[Problem details]
Search the material for the word "Educación" and copy each line that holds it.

[Data for the task]

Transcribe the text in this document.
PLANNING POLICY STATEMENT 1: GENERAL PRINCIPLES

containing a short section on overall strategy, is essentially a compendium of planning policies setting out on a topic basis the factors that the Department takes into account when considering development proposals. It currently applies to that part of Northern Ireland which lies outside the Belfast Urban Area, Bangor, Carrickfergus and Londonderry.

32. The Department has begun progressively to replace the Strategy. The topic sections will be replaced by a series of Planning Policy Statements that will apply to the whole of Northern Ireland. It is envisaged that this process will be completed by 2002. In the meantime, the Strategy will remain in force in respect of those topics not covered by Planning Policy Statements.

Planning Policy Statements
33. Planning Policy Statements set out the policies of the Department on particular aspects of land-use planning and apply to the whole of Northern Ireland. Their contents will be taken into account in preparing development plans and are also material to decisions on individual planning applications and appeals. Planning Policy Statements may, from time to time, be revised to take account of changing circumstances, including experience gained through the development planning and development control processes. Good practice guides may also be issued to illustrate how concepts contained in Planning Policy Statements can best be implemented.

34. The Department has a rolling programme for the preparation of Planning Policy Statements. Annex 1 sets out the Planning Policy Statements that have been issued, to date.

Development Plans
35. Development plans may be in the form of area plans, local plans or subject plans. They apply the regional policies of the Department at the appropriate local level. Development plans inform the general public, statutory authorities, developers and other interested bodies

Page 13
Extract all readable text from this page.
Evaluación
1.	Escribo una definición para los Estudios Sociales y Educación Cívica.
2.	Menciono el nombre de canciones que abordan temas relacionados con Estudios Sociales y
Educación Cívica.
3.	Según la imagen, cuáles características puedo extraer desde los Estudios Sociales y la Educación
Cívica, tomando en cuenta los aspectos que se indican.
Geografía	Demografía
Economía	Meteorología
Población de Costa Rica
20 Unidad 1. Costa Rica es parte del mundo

[Solution for this problem]
1.	Escribo una definición para los Estudios Sociales y Educación Cívica.
Educación Cívica.
3.	Según la imagen, cuáles características puedo extraer desde los Estudios Sociales y la Educación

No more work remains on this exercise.